[Start RAW RECORDS]

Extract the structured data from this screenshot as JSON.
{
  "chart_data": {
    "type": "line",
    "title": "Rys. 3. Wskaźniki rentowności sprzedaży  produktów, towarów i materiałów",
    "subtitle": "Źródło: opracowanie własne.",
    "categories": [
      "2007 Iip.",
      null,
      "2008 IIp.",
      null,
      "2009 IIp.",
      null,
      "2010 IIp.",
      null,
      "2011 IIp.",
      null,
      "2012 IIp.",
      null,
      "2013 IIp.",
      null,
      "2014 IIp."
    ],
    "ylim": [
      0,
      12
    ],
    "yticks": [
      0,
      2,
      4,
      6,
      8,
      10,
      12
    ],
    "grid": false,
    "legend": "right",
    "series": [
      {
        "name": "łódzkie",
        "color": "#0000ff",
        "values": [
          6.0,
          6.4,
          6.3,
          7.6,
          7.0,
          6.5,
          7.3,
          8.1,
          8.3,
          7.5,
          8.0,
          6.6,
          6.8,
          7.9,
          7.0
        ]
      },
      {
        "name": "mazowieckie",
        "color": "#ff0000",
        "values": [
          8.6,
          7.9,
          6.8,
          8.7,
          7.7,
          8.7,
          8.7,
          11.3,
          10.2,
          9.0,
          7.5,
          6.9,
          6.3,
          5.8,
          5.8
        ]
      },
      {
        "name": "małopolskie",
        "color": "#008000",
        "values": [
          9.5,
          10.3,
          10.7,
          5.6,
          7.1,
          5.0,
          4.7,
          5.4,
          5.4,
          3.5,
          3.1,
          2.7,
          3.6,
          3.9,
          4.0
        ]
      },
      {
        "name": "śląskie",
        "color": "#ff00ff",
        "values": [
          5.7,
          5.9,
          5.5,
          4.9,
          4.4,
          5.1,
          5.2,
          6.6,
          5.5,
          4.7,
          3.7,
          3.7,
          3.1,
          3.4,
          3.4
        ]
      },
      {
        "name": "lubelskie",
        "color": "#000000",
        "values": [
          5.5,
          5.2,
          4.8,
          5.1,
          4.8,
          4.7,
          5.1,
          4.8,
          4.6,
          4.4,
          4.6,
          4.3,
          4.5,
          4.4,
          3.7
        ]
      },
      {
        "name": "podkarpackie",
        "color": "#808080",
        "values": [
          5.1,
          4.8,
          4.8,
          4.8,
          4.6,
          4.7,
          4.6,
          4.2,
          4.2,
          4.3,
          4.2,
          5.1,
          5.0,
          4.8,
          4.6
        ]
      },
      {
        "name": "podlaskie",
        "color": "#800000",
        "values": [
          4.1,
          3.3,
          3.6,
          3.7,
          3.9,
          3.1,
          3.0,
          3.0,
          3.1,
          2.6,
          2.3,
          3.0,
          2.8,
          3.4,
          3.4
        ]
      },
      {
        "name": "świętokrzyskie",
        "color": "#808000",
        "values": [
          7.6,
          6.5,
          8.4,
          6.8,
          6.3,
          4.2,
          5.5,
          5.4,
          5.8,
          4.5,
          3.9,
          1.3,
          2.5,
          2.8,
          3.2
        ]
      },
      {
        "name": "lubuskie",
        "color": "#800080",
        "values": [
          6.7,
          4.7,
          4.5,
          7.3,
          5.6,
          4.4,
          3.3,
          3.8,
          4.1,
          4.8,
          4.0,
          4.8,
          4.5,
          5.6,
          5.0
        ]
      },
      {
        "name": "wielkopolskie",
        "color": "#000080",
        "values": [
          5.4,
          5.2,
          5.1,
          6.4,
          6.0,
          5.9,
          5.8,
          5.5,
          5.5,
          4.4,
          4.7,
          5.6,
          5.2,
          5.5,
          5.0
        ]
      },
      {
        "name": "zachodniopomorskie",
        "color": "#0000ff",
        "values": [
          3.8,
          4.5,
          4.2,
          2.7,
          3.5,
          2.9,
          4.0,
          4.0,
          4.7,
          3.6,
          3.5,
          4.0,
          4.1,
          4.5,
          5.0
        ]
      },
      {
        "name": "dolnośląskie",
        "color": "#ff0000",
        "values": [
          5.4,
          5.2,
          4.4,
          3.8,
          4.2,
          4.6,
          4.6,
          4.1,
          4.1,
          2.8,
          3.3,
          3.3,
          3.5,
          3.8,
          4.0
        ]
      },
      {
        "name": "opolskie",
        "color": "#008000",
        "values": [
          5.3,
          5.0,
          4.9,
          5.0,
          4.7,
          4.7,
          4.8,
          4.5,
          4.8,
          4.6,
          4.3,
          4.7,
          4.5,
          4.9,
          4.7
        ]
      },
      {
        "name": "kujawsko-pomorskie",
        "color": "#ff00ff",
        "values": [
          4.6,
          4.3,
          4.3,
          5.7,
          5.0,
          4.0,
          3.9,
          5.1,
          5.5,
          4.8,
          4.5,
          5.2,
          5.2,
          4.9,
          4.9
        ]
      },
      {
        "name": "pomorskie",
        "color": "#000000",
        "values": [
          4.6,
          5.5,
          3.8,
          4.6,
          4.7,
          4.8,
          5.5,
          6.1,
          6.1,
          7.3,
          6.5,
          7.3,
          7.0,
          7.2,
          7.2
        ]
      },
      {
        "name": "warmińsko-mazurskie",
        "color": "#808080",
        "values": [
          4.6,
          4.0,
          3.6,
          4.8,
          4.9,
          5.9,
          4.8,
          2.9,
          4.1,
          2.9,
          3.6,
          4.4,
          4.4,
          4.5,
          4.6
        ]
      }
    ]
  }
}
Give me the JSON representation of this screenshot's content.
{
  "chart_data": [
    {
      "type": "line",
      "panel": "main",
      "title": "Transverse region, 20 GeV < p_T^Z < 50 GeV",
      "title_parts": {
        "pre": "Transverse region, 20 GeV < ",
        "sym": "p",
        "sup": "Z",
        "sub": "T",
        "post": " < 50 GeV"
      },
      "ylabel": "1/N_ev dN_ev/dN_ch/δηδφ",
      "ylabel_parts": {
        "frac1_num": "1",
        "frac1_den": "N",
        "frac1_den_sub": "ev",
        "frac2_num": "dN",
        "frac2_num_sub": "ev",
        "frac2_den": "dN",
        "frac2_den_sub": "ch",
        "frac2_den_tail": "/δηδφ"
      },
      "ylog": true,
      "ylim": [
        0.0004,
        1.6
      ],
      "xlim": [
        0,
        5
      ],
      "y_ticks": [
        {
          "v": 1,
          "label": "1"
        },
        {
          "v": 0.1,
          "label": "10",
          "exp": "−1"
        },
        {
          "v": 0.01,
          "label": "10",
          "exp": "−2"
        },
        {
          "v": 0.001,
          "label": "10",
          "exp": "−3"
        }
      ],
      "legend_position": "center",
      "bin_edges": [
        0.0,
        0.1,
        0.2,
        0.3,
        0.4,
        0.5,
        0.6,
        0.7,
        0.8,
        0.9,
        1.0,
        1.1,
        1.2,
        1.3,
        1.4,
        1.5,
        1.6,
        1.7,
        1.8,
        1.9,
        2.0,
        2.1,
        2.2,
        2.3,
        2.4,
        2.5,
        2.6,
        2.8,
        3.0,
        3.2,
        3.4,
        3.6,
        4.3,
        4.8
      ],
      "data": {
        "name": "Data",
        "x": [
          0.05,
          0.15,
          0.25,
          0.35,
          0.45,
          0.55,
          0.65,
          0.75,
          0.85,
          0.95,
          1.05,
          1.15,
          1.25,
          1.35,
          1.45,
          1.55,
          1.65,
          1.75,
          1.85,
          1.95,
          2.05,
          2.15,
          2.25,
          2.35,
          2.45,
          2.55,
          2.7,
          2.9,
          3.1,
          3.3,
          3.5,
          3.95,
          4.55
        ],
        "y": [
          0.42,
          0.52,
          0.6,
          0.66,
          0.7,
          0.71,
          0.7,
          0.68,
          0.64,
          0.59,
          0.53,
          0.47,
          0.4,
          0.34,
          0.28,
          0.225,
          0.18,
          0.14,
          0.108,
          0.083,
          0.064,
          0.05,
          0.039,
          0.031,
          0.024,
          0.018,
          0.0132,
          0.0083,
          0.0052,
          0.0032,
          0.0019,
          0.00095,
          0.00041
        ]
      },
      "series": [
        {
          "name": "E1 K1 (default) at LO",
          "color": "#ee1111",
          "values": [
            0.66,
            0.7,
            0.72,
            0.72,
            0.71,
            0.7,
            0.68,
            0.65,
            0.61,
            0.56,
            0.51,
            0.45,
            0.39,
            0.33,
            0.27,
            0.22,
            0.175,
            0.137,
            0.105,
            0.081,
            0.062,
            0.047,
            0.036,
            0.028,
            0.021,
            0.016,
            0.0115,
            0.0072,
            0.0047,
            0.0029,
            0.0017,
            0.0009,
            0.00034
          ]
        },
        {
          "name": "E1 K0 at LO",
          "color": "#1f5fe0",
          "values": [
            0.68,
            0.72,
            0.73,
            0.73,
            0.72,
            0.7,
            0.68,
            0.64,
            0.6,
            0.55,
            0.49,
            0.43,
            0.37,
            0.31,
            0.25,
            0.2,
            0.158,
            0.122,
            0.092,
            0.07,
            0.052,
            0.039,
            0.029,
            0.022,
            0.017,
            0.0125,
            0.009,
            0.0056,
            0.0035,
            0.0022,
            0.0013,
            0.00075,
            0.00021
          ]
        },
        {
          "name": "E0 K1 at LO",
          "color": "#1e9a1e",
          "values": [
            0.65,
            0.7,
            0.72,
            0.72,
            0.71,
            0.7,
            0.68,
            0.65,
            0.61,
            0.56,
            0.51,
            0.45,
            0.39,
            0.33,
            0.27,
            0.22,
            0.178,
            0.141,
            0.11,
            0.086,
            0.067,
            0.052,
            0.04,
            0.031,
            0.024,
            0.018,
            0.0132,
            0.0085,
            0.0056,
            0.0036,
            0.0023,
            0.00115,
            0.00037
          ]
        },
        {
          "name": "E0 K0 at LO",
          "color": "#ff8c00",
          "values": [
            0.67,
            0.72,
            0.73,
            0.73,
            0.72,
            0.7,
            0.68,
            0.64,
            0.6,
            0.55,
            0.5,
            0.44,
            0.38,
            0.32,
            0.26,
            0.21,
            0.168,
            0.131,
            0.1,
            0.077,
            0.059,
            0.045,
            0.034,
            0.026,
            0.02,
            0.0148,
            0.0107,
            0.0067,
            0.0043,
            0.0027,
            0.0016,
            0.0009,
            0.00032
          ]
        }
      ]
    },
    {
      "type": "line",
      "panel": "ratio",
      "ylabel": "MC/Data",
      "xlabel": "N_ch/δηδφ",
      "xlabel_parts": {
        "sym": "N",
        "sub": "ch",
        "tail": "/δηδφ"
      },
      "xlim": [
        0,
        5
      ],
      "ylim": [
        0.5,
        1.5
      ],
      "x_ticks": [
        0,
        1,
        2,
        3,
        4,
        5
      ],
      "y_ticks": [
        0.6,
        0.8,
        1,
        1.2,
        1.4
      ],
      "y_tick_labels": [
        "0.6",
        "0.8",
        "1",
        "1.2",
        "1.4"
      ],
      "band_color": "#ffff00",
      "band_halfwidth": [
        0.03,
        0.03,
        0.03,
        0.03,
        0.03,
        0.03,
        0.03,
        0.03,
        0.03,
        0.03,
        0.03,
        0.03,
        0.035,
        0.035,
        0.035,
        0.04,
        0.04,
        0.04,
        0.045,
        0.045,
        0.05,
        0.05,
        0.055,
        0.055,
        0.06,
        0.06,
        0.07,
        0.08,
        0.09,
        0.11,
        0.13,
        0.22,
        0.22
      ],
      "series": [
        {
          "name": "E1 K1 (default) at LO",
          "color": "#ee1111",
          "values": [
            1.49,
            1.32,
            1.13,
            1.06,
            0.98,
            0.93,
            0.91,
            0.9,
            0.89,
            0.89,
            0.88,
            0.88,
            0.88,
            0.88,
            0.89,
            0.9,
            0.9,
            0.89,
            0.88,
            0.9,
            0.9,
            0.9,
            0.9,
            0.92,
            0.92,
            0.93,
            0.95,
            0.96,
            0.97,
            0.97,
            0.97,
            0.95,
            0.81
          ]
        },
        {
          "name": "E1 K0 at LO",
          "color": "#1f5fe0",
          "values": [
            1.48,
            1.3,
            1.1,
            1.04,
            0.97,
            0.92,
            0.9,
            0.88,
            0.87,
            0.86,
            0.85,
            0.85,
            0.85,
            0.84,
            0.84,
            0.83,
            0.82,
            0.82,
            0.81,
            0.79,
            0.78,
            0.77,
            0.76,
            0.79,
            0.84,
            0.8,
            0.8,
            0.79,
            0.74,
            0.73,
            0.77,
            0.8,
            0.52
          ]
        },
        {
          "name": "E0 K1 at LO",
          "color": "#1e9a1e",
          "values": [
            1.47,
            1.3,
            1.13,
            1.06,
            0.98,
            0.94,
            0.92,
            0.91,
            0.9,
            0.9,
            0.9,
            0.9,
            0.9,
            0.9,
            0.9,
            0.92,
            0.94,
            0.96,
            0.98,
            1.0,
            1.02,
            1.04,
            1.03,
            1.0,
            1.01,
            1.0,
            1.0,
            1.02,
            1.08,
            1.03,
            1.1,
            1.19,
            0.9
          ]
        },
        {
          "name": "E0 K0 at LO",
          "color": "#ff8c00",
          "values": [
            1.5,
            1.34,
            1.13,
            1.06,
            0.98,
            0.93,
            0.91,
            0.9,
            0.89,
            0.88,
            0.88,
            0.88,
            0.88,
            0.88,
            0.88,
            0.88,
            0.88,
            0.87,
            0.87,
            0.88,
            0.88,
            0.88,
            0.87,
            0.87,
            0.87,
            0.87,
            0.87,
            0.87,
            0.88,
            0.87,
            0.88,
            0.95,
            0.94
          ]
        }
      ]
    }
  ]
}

[End RAW RECORDS]

THE PROBLEM:
Pull out every line of the entries that includes the word "δηδφ".

EXERCISE RESULT:
      "ylabel": "1/N_ev dN_ev/dN_ch/δηδφ",
        "frac2_den_tail": "/δηδφ"
      "xlabel": "N_ch/δηδφ",
        "tail": "/δηδφ"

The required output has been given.